** start Dataset excerpts **
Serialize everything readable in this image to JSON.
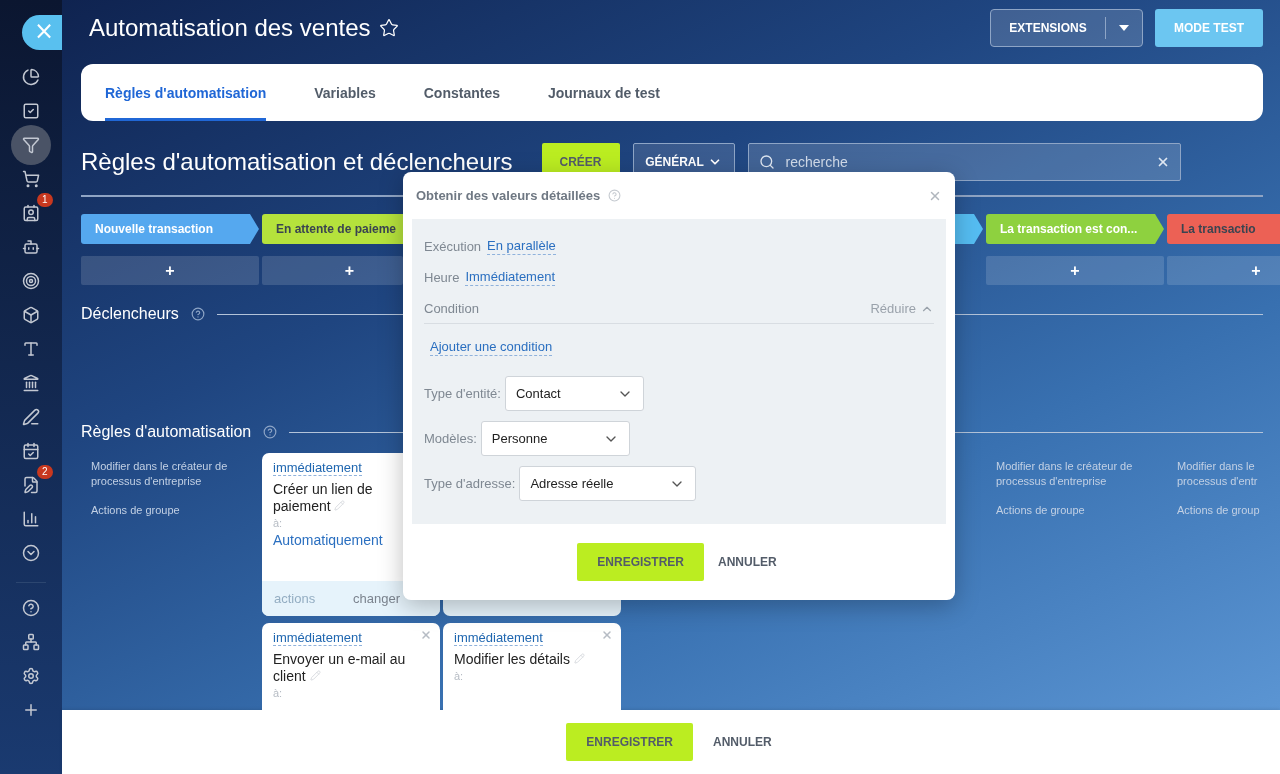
{
  "sidebar": {
    "close": "×",
    "items": [
      {
        "selected": false
      },
      {
        "selected": false
      },
      {
        "selected": true
      },
      {
        "selected": false
      },
      {
        "selected": false,
        "badge": "1"
      },
      {
        "selected": false
      },
      {
        "selected": false
      },
      {
        "selected": false
      },
      {
        "selected": false
      },
      {
        "selected": false
      },
      {
        "selected": false
      },
      {
        "selected": false
      },
      {
        "selected": false,
        "badge": "2"
      },
      {
        "selected": false
      },
      {
        "selected": false
      }
    ],
    "bottom_items": [
      {
        "selected": false
      },
      {
        "selected": false
      },
      {
        "selected": false
      },
      {
        "selected": false
      }
    ]
  },
  "header": {
    "title": "Automatisation des ventes",
    "buttons": [
      {
        "label": "EXTENSIONS",
        "kind": "split"
      },
      {
        "label": "MODE TEST",
        "kind": "primary"
      }
    ]
  },
  "tabs": [
    {
      "label": "Règles d'automatisation",
      "selected": true
    },
    {
      "label": "Variables",
      "selected": false
    },
    {
      "label": "Constantes",
      "selected": false
    },
    {
      "label": "Journaux de test",
      "selected": false
    }
  ],
  "section": {
    "title": "Règles d'automatisation et déclencheurs",
    "create": "CRÉER",
    "filter": "GÉNÉRAL",
    "search": {
      "placeholder": "recherche"
    }
  },
  "stages": [
    {
      "kind": "stage",
      "label": "Nouvelle transaction",
      "color": "#55a8ef",
      "add": "+"
    },
    {
      "kind": "stage",
      "label": "En attente de paieme",
      "color": "#b5e23c",
      "add": "+"
    },
    {
      "kind": "covered"
    },
    {
      "kind": "covered"
    },
    {
      "kind": "stage",
      "color": "#55bdf2"
    },
    {
      "kind": "stage",
      "label": "La transaction est con...",
      "color": "#8ed13f",
      "add": "+"
    },
    {
      "kind": "stage",
      "label": "La transactio",
      "color": "#ec6155",
      "add": "+"
    }
  ],
  "triggers": {
    "title": "Déclencheurs"
  },
  "rules": {
    "title": "Règles d'automatisation",
    "columns": [
      {
        "kind": "links",
        "links": [
          "Modifier dans le créateur de processus d'entreprise",
          "Actions de groupe"
        ]
      },
      {
        "kind": "cards",
        "cards": [
          {
            "kind": "rule",
            "delay": "immédiatement",
            "name": "Créer un lien de paiement",
            "to_label": "à:",
            "to": "Automatiquement",
            "footer": [
              "actions",
              "changer"
            ]
          },
          {
            "kind": "rule",
            "delay": "immédiatement",
            "name": "Envoyer un e-mail au client",
            "to_label": "à:",
            "closable": true
          }
        ]
      },
      {
        "kind": "cards",
        "cards": [
          {
            "kind": "covered"
          },
          {
            "kind": "rule",
            "delay": "immédiatement",
            "name": "Modifier les détails",
            "to_label": "à:",
            "closable": true
          }
        ]
      },
      {
        "kind": "covered"
      },
      {
        "kind": "covered"
      },
      {
        "kind": "links",
        "links": [
          "Modifier dans le créateur de processus d'entreprise",
          "Actions de groupe"
        ]
      },
      {
        "kind": "links",
        "links": [
          "Modifier dans le\nprocessus d'entr",
          "Actions de group"
        ]
      }
    ]
  },
  "dialog": {
    "title": "Obtenir des valeurs détaillées",
    "rows": [
      {
        "label": "Exécution",
        "value": "En parallèle"
      },
      {
        "label": "Heure",
        "value": "Immédiatement"
      }
    ],
    "condition": {
      "label": "Condition",
      "toggle": "Réduire",
      "expanded": true,
      "add": "Ajouter une condition"
    },
    "fields": [
      {
        "label": "Type d'entité:",
        "value": "Contact"
      },
      {
        "label": "Modèles:",
        "value": "Personne"
      },
      {
        "label": "Type d'adresse:",
        "value": "Adresse réelle"
      }
    ],
    "buttons": [
      {
        "label": "ENREGISTRER",
        "kind": "primary"
      },
      {
        "label": "ANNULER",
        "kind": "link"
      }
    ]
  },
  "footer": {
    "buttons": [
      {
        "label": "ENREGISTRER",
        "kind": "primary"
      },
      {
        "label": "ANNULER",
        "kind": "link"
      }
    ]
  }
}
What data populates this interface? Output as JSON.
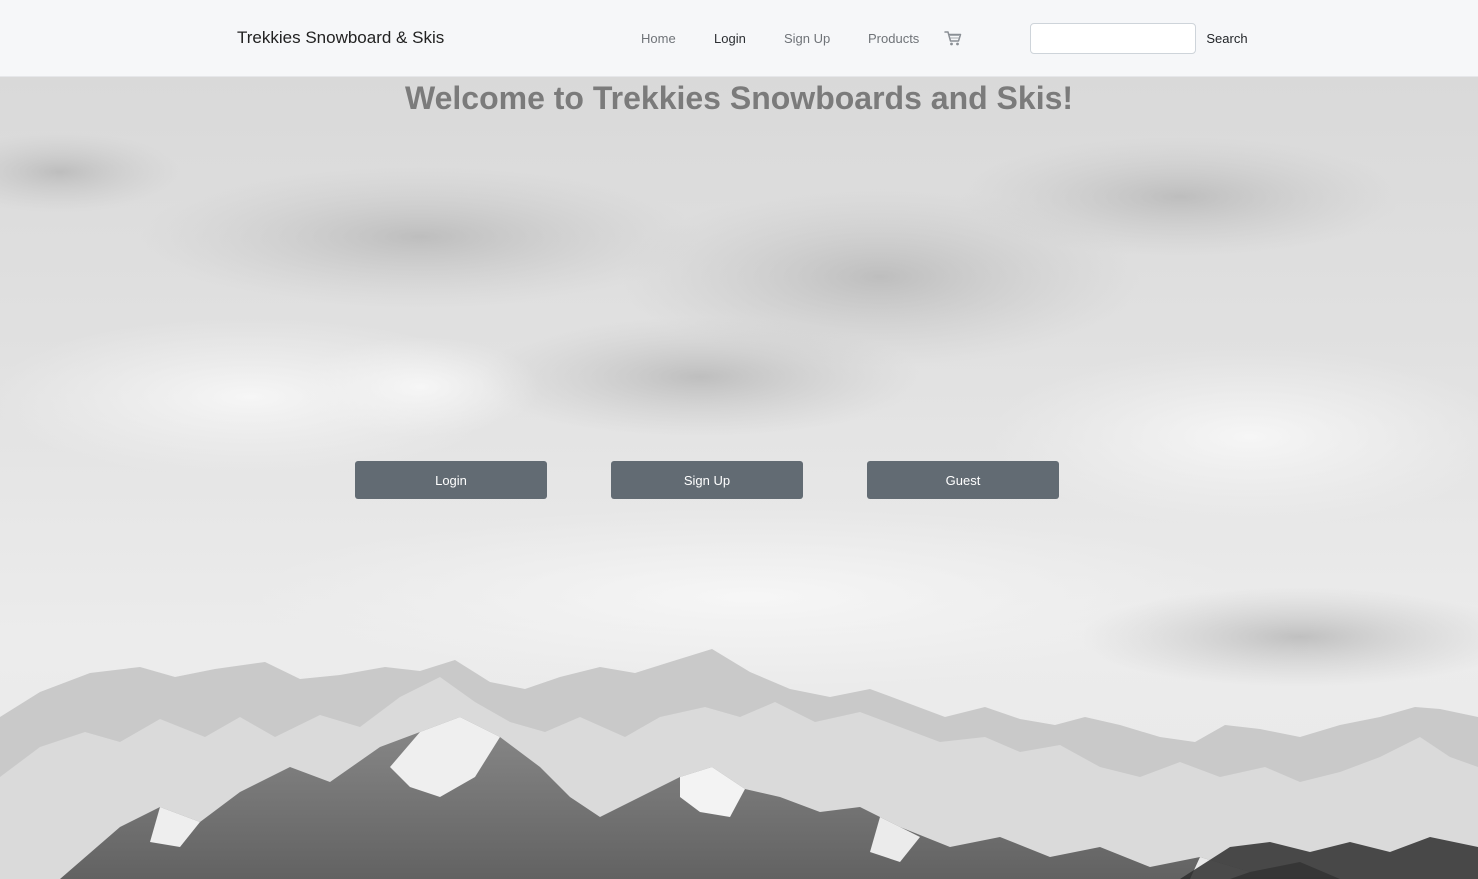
{
  "navbar": {
    "brand": "Trekkies Snowboard & Skis",
    "links": [
      {
        "label": "Home"
      },
      {
        "label": "Login"
      },
      {
        "label": "Sign Up"
      },
      {
        "label": "Products"
      }
    ],
    "cart_icon": "shopping-cart-icon",
    "search": {
      "value": "",
      "placeholder": "",
      "button_label": "Search"
    }
  },
  "hero": {
    "heading": "Welcome to Trekkies Snowboards and Skis!",
    "buttons": [
      {
        "label": "Login"
      },
      {
        "label": "Sign Up"
      },
      {
        "label": "Guest"
      }
    ],
    "background": "cloudy-sky-snowy-mountains-grayscale"
  },
  "colors": {
    "navbar_bg": "#f6f7f9",
    "heading": "#7b7b7b",
    "button_bg": "#626b73",
    "button_text": "#ffffff"
  }
}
** end Dataset excerpts **
▶ Written exercise
Without the pictures, write out the whole listing above exactly as it appears.

▶ Solution to the problem
Serialize everything readable in this image to JSON.
{
  "sidebar": {
    "close": "×",
    "items": [
      {
        "selected": false
      },
      {
        "selected": false
      },
      {
        "selected": true
      },
      {
        "selected": false
      },
      {
        "selected": false,
        "badge": "1"
      },
      {
        "selected": false
      },
      {
        "selected": false
      },
      {
        "selected": false
      },
      {
        "selected": false
      },
      {
        "selected": false
      },
      {
        "selected": false
      },
      {
        "selected": false
      },
      {
        "selected": false,
        "badge": "2"
      },
      {
        "selected": false
      },
      {
        "selected": false
      }
    ],
    "bottom_items": [
      {
        "selected": false
      },
      {
        "selected": false
      },
      {
        "selected": false
      },
      {
        "selected": false
      }
    ]
  },
  "header": {
    "title": "Automatisation des ventes",
    "buttons": [
      {
        "label": "EXTENSIONS",
        "kind": "split"
      },
      {
        "label": "MODE TEST",
        "kind": "primary"
      }
    ]
  },
  "tabs": [
    {
      "label": "Règles d'automatisation",
      "selected": true
    },
    {
      "label": "Variables",
      "selected": false
    },
    {
      "label": "Constantes",
      "selected": false
    },
    {
      "label": "Journaux de test",
      "selected": false
    }
  ],
  "section": {
    "title": "Règles d'automatisation et déclencheurs",
    "create": "CRÉER",
    "filter": "GÉNÉRAL",
    "search": {
      "placeholder": "recherche"
    }
  },
  "stages": [
    {
      "kind": "stage",
      "label": "Nouvelle transaction",
      "color": "#55a8ef",
      "add": "+"
    },
    {
      "kind": "stage",
      "label": "En attente de paieme",
      "color": "#b5e23c",
      "add": "+"
    },
    {
      "kind": "covered"
    },
    {
      "kind": "covered"
    },
    {
      "kind": "stage",
      "color": "#55bdf2"
    },
    {
      "kind": "stage",
      "label": "La transaction est con...",
      "color": "#8ed13f",
      "add": "+"
    },
    {
      "kind": "stage",
      "label": "La transactio",
      "color": "#ec6155",
      "add": "+"
    }
  ],
  "triggers": {
    "title": "Déclencheurs"
  },
  "rules": {
    "title": "Règles d'automatisation",
    "columns": [
      {
        "kind": "links",
        "links": [
          "Modifier dans le créateur de processus d'entreprise",
          "Actions de groupe"
        ]
      },
      {
        "kind": "cards",
        "cards": [
          {
            "kind": "rule",
            "delay": "immédiatement",
            "name": "Créer un lien de paiement",
            "to_label": "à:",
            "to": "Automatiquement",
            "footer": [
              "actions",
              "changer"
            ]
          },
          {
            "kind": "rule",
            "delay": "immédiatement",
            "name": "Envoyer un e-mail au client",
            "to_label": "à:",
            "closable": true
          }
        ]
      },
      {
        "kind": "cards",
        "cards": [
          {
            "kind": "covered"
          },
          {
            "kind": "rule",
            "delay": "immédiatement",
            "name": "Modifier les détails",
            "to_label": "à:",
            "closable": true
          }
        ]
      },
      {
        "kind": "covered"
      },
      {
        "kind": "covered"
      },
      {
        "kind": "links",
        "links": [
          "Modifier dans le créateur de processus d'entreprise",
          "Actions de groupe"
        ]
      },
      {
        "kind": "links",
        "links": [
          "Modifier dans le\nprocessus d'entr",
          "Actions de group"
        ]
      }
    ]
  },
  "dialog": {
    "title": "Obtenir des valeurs détaillées",
    "rows": [
      {
        "label": "Exécution",
        "value": "En parallèle"
      },
      {
        "label": "Heure",
        "value": "Immédiatement"
      }
    ],
    "condition": {
      "label": "Condition",
      "toggle": "Réduire",
      "expanded": true,
      "add": "Ajouter une condition"
    },
    "fields": [
      {
        "label": "Type d'entité:",
        "value": "Contact"
      },
      {
        "label": "Modèles:",
        "value": "Personne"
      },
      {
        "label": "Type d'adresse:",
        "value": "Adresse réelle"
      }
    ],
    "buttons": [
      {
        "label": "ENREGISTRER",
        "kind": "primary"
      },
      {
        "label": "ANNULER",
        "kind": "link"
      }
    ]
  },
  "footer": {
    "buttons": [
      {
        "label": "ENREGISTRER",
        "kind": "primary"
      },
      {
        "label": "ANNULER",
        "kind": "link"
      }
    ]
  }
}
What data populates this interface? Output as JSON.
{
  "navbar": {
    "brand": "Trekkies Snowboard & Skis",
    "links": [
      {
        "label": "Home"
      },
      {
        "label": "Login"
      },
      {
        "label": "Sign Up"
      },
      {
        "label": "Products"
      }
    ],
    "cart_icon": "shopping-cart-icon",
    "search": {
      "value": "",
      "placeholder": "",
      "button_label": "Search"
    }
  },
  "hero": {
    "heading": "Welcome to Trekkies Snowboards and Skis!",
    "buttons": [
      {
        "label": "Login"
      },
      {
        "label": "Sign Up"
      },
      {
        "label": "Guest"
      }
    ],
    "background": "cloudy-sky-snowy-mountains-grayscale"
  },
  "colors": {
    "navbar_bg": "#f6f7f9",
    "heading": "#7b7b7b",
    "button_bg": "#626b73",
    "button_text": "#ffffff"
  }
}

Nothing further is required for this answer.